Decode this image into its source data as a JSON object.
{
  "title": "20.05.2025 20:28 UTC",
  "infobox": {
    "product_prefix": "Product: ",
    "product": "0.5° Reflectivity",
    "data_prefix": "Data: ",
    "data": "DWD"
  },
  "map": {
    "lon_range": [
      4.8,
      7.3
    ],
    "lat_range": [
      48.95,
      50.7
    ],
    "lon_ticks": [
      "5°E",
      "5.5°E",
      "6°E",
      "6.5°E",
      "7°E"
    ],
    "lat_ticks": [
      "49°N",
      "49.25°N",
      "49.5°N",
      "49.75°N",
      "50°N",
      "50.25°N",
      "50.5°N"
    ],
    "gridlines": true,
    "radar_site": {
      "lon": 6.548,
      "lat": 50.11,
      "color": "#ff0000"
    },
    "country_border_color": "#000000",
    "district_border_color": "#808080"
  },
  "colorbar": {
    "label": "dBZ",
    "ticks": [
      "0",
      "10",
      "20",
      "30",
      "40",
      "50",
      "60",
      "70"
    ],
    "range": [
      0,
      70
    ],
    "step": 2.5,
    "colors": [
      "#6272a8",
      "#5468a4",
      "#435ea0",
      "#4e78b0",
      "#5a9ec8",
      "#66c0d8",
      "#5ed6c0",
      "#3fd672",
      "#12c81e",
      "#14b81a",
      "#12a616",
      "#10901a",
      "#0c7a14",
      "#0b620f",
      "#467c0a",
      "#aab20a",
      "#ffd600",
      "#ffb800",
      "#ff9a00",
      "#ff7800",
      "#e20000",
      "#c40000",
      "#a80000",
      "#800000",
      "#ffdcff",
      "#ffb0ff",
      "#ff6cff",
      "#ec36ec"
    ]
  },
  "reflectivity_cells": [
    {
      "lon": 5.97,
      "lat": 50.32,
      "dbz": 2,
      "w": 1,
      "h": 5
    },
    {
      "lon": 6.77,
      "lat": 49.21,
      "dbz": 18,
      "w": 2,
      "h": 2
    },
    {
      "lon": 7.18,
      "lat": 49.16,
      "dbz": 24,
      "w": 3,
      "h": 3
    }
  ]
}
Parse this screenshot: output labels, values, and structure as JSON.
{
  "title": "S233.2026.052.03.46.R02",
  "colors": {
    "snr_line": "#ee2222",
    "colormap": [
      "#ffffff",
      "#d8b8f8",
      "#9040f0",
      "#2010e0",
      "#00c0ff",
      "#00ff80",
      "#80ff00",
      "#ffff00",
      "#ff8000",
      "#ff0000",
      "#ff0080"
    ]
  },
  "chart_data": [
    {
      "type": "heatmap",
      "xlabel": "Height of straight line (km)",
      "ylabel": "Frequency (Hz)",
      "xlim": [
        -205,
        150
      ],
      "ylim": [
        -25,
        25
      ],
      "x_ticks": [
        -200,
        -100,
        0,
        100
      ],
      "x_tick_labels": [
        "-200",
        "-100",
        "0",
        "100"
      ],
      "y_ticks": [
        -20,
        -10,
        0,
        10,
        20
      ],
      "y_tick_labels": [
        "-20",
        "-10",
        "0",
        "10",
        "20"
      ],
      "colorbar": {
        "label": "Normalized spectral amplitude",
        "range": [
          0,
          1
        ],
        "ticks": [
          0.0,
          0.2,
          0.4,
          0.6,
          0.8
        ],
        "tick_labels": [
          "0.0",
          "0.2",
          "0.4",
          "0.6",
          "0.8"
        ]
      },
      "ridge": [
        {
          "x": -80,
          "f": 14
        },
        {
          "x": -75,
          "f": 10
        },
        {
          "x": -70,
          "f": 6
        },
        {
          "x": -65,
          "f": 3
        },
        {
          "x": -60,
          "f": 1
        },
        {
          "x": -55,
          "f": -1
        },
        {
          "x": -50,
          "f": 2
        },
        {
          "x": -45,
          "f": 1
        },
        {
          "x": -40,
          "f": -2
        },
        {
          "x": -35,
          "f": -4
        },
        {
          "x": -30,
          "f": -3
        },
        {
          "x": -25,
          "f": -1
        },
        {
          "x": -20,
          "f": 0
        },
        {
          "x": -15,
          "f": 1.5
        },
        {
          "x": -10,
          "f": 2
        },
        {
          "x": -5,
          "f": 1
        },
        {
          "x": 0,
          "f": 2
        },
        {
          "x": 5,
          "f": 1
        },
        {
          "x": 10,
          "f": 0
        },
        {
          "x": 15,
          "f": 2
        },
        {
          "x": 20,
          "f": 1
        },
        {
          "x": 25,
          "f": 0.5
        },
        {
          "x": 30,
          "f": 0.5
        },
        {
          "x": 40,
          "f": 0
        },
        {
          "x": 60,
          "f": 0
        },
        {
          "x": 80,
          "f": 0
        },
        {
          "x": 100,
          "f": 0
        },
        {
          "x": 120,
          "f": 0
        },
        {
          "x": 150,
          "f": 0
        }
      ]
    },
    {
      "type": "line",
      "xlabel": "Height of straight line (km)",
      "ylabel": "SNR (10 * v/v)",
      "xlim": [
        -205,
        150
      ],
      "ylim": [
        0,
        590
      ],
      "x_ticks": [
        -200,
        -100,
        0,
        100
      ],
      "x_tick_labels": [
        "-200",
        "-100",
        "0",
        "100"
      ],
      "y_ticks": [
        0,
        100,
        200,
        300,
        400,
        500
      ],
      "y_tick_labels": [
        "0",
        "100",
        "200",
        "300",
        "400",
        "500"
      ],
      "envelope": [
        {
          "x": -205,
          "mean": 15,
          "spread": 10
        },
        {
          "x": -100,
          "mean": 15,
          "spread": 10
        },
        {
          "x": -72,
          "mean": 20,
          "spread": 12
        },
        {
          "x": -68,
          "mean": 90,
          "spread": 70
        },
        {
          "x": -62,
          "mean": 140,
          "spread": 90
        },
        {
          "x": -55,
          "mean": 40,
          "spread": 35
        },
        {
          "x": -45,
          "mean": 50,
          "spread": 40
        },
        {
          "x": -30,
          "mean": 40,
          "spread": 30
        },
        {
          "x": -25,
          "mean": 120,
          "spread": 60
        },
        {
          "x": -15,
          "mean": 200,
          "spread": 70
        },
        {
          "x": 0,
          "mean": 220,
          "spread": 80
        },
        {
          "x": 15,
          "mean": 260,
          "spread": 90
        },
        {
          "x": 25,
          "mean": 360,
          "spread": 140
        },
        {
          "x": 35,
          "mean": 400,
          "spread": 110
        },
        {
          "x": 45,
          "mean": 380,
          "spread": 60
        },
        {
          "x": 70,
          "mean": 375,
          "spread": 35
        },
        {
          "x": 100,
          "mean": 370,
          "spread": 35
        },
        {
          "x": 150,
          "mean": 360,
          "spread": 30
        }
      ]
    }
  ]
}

□ □ □ □ □ □ □

**Problem to solve**
Return the listing above in full, character for character.

**Answer for the task**
Decode this image into its source data as a JSON object.
{
  "title": "20.05.2025 20:28 UTC",
  "infobox": {
    "product_prefix": "Product: ",
    "product": "0.5° Reflectivity",
    "data_prefix": "Data: ",
    "data": "DWD"
  },
  "map": {
    "lon_range": [
      4.8,
      7.3
    ],
    "lat_range": [
      48.95,
      50.7
    ],
    "lon_ticks": [
      "5°E",
      "5.5°E",
      "6°E",
      "6.5°E",
      "7°E"
    ],
    "lat_ticks": [
      "49°N",
      "49.25°N",
      "49.5°N",
      "49.75°N",
      "50°N",
      "50.25°N",
      "50.5°N"
    ],
    "gridlines": true,
    "radar_site": {
      "lon": 6.548,
      "lat": 50.11,
      "color": "#ff0000"
    },
    "country_border_color": "#000000",
    "district_border_color": "#808080"
  },
  "colorbar": {
    "label": "dBZ",
    "ticks": [
      "0",
      "10",
      "20",
      "30",
      "40",
      "50",
      "60",
      "70"
    ],
    "range": [
      0,
      70
    ],
    "step": 2.5,
    "colors": [
      "#6272a8",
      "#5468a4",
      "#435ea0",
      "#4e78b0",
      "#5a9ec8",
      "#66c0d8",
      "#5ed6c0",
      "#3fd672",
      "#12c81e",
      "#14b81a",
      "#12a616",
      "#10901a",
      "#0c7a14",
      "#0b620f",
      "#467c0a",
      "#aab20a",
      "#ffd600",
      "#ffb800",
      "#ff9a00",
      "#ff7800",
      "#e20000",
      "#c40000",
      "#a80000",
      "#800000",
      "#ffdcff",
      "#ffb0ff",
      "#ff6cff",
      "#ec36ec"
    ]
  },
  "reflectivity_cells": [
    {
      "lon": 5.97,
      "lat": 50.32,
      "dbz": 2,
      "w": 1,
      "h": 5
    },
    {
      "lon": 6.77,
      "lat": 49.21,
      "dbz": 18,
      "w": 2,
      "h": 2
    },
    {
      "lon": 7.18,
      "lat": 49.16,
      "dbz": 24,
      "w": 3,
      "h": 3
    }
  ]
}
Parse this screenshot: output labels, values, and structure as JSON.
{
  "title": "S233.2026.052.03.46.R02",
  "colors": {
    "snr_line": "#ee2222",
    "colormap": [
      "#ffffff",
      "#d8b8f8",
      "#9040f0",
      "#2010e0",
      "#00c0ff",
      "#00ff80",
      "#80ff00",
      "#ffff00",
      "#ff8000",
      "#ff0000",
      "#ff0080"
    ]
  },
  "chart_data": [
    {
      "type": "heatmap",
      "xlabel": "Height of straight line (km)",
      "ylabel": "Frequency (Hz)",
      "xlim": [
        -205,
        150
      ],
      "ylim": [
        -25,
        25
      ],
      "x_ticks": [
        -200,
        -100,
        0,
        100
      ],
      "x_tick_labels": [
        "-200",
        "-100",
        "0",
        "100"
      ],
      "y_ticks": [
        -20,
        -10,
        0,
        10,
        20
      ],
      "y_tick_labels": [
        "-20",
        "-10",
        "0",
        "10",
        "20"
      ],
      "colorbar": {
        "label": "Normalized spectral amplitude",
        "range": [
          0,
          1
        ],
        "ticks": [
          0.0,
          0.2,
          0.4,
          0.6,
          0.8
        ],
        "tick_labels": [
          "0.0",
          "0.2",
          "0.4",
          "0.6",
          "0.8"
        ]
      },
      "ridge": [
        {
          "x": -80,
          "f": 14
        },
        {
          "x": -75,
          "f": 10
        },
        {
          "x": -70,
          "f": 6
        },
        {
          "x": -65,
          "f": 3
        },
        {
          "x": -60,
          "f": 1
        },
        {
          "x": -55,
          "f": -1
        },
        {
          "x": -50,
          "f": 2
        },
        {
          "x": -45,
          "f": 1
        },
        {
          "x": -40,
          "f": -2
        },
        {
          "x": -35,
          "f": -4
        },
        {
          "x": -30,
          "f": -3
        },
        {
          "x": -25,
          "f": -1
        },
        {
          "x": -20,
          "f": 0
        },
        {
          "x": -15,
          "f": 1.5
        },
        {
          "x": -10,
          "f": 2
        },
        {
          "x": -5,
          "f": 1
        },
        {
          "x": 0,
          "f": 2
        },
        {
          "x": 5,
          "f": 1
        },
        {
          "x": 10,
          "f": 0
        },
        {
          "x": 15,
          "f": 2
        },
        {
          "x": 20,
          "f": 1
        },
        {
          "x": 25,
          "f": 0.5
        },
        {
          "x": 30,
          "f": 0.5
        },
        {
          "x": 40,
          "f": 0
        },
        {
          "x": 60,
          "f": 0
        },
        {
          "x": 80,
          "f": 0
        },
        {
          "x": 100,
          "f": 0
        },
        {
          "x": 120,
          "f": 0
        },
        {
          "x": 150,
          "f": 0
        }
      ]
    },
    {
      "type": "line",
      "xlabel": "Height of straight line (km)",
      "ylabel": "SNR (10 * v/v)",
      "xlim": [
        -205,
        150
      ],
      "ylim": [
        0,
        590
      ],
      "x_ticks": [
        -200,
        -100,
        0,
        100
      ],
      "x_tick_labels": [
        "-200",
        "-100",
        "0",
        "100"
      ],
      "y_ticks": [
        0,
        100,
        200,
        300,
        400,
        500
      ],
      "y_tick_labels": [
        "0",
        "100",
        "200",
        "300",
        "400",
        "500"
      ],
      "envelope": [
        {
          "x": -205,
          "mean": 15,
          "spread": 10
        },
        {
          "x": -100,
          "mean": 15,
          "spread": 10
        },
        {
          "x": -72,
          "mean": 20,
          "spread": 12
        },
        {
          "x": -68,
          "mean": 90,
          "spread": 70
        },
        {
          "x": -62,
          "mean": 140,
          "spread": 90
        },
        {
          "x": -55,
          "mean": 40,
          "spread": 35
        },
        {
          "x": -45,
          "mean": 50,
          "spread": 40
        },
        {
          "x": -30,
          "mean": 40,
          "spread": 30
        },
        {
          "x": -25,
          "mean": 120,
          "spread": 60
        },
        {
          "x": -15,
          "mean": 200,
          "spread": 70
        },
        {
          "x": 0,
          "mean": 220,
          "spread": 80
        },
        {
          "x": 15,
          "mean": 260,
          "spread": 90
        },
        {
          "x": 25,
          "mean": 360,
          "spread": 140
        },
        {
          "x": 35,
          "mean": 400,
          "spread": 110
        },
        {
          "x": 45,
          "mean": 380,
          "spread": 60
        },
        {
          "x": 70,
          "mean": 375,
          "spread": 35
        },
        {
          "x": 100,
          "mean": 370,
          "spread": 35
        },
        {
          "x": 150,
          "mean": 360,
          "spread": 30
        }
      ]
    }
  ]
}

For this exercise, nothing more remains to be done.